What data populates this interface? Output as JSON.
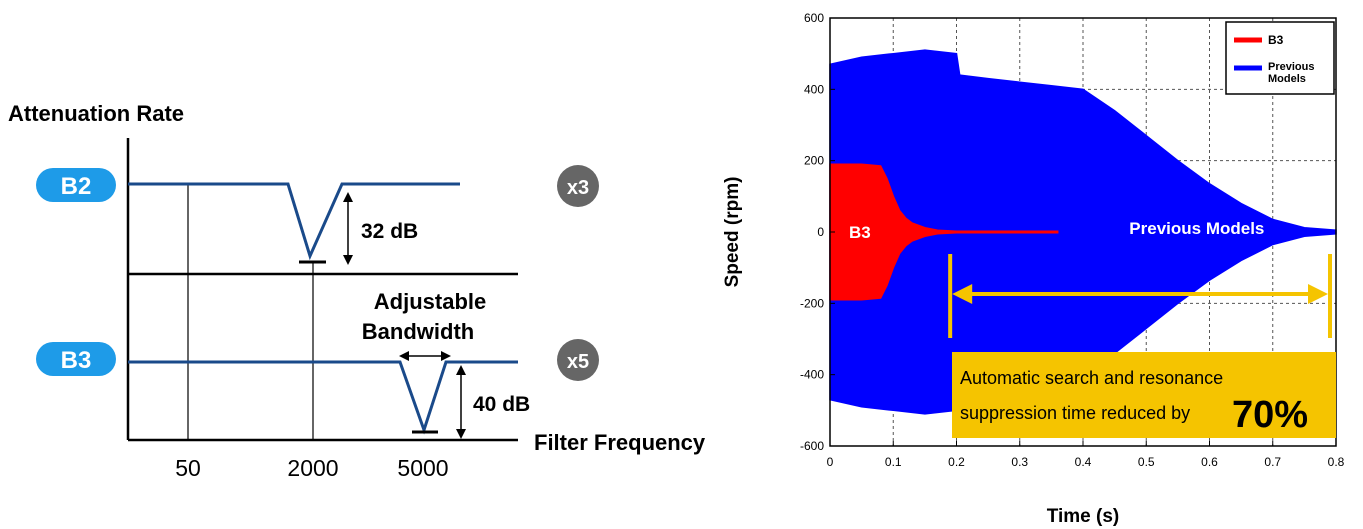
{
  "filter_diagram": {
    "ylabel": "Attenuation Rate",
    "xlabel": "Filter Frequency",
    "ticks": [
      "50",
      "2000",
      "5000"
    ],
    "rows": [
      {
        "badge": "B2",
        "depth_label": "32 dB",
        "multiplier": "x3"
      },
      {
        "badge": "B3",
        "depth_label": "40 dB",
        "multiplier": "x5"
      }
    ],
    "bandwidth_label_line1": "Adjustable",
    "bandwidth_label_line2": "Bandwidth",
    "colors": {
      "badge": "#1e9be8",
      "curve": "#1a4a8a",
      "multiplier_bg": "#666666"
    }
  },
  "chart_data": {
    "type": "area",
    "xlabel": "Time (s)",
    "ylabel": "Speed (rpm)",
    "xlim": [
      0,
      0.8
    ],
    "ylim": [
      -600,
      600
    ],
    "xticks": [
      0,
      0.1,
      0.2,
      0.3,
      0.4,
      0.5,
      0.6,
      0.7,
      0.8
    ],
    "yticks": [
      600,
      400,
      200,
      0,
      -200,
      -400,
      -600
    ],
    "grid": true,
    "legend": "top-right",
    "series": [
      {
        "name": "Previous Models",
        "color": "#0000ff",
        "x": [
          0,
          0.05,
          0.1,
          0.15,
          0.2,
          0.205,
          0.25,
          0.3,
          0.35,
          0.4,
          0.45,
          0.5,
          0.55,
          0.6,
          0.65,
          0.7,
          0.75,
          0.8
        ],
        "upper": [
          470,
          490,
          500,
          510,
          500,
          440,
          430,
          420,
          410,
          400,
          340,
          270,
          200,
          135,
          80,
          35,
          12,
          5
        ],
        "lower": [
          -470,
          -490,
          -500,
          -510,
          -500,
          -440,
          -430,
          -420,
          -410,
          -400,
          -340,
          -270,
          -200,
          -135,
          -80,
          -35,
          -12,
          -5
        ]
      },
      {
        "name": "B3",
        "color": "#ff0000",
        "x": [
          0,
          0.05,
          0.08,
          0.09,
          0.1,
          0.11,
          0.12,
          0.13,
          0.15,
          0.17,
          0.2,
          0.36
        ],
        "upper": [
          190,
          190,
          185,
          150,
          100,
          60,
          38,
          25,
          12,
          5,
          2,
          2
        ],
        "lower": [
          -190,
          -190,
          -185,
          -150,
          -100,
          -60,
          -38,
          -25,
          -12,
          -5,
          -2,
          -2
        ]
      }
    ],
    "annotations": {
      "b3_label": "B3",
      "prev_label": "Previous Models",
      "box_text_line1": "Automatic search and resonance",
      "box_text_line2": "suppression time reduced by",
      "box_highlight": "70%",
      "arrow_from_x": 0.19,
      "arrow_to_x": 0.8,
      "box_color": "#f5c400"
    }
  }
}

####

◆ YOUR OBJECTIVE
Set down all the data again exactly as above, pictures excluded.

◆ COMPLETED EXERCISE
What data populates this interface? Output as JSON.
{
  "filter_diagram": {
    "ylabel": "Attenuation Rate",
    "xlabel": "Filter Frequency",
    "ticks": [
      "50",
      "2000",
      "5000"
    ],
    "rows": [
      {
        "badge": "B2",
        "depth_label": "32 dB",
        "multiplier": "x3"
      },
      {
        "badge": "B3",
        "depth_label": "40 dB",
        "multiplier": "x5"
      }
    ],
    "bandwidth_label_line1": "Adjustable",
    "bandwidth_label_line2": "Bandwidth",
    "colors": {
      "badge": "#1e9be8",
      "curve": "#1a4a8a",
      "multiplier_bg": "#666666"
    }
  },
  "chart_data": {
    "type": "area",
    "xlabel": "Time (s)",
    "ylabel": "Speed (rpm)",
    "xlim": [
      0,
      0.8
    ],
    "ylim": [
      -600,
      600
    ],
    "xticks": [
      0,
      0.1,
      0.2,
      0.3,
      0.4,
      0.5,
      0.6,
      0.7,
      0.8
    ],
    "yticks": [
      600,
      400,
      200,
      0,
      -200,
      -400,
      -600
    ],
    "grid": true,
    "legend": "top-right",
    "series": [
      {
        "name": "Previous Models",
        "color": "#0000ff",
        "x": [
          0,
          0.05,
          0.1,
          0.15,
          0.2,
          0.205,
          0.25,
          0.3,
          0.35,
          0.4,
          0.45,
          0.5,
          0.55,
          0.6,
          0.65,
          0.7,
          0.75,
          0.8
        ],
        "upper": [
          470,
          490,
          500,
          510,
          500,
          440,
          430,
          420,
          410,
          400,
          340,
          270,
          200,
          135,
          80,
          35,
          12,
          5
        ],
        "lower": [
          -470,
          -490,
          -500,
          -510,
          -500,
          -440,
          -430,
          -420,
          -410,
          -400,
          -340,
          -270,
          -200,
          -135,
          -80,
          -35,
          -12,
          -5
        ]
      },
      {
        "name": "B3",
        "color": "#ff0000",
        "x": [
          0,
          0.05,
          0.08,
          0.09,
          0.1,
          0.11,
          0.12,
          0.13,
          0.15,
          0.17,
          0.2,
          0.36
        ],
        "upper": [
          190,
          190,
          185,
          150,
          100,
          60,
          38,
          25,
          12,
          5,
          2,
          2
        ],
        "lower": [
          -190,
          -190,
          -185,
          -150,
          -100,
          -60,
          -38,
          -25,
          -12,
          -5,
          -2,
          -2
        ]
      }
    ],
    "annotations": {
      "b3_label": "B3",
      "prev_label": "Previous Models",
      "box_text_line1": "Automatic search and resonance",
      "box_text_line2": "suppression time reduced by",
      "box_highlight": "70%",
      "arrow_from_x": 0.19,
      "arrow_to_x": 0.8,
      "box_color": "#f5c400"
    }
  }
}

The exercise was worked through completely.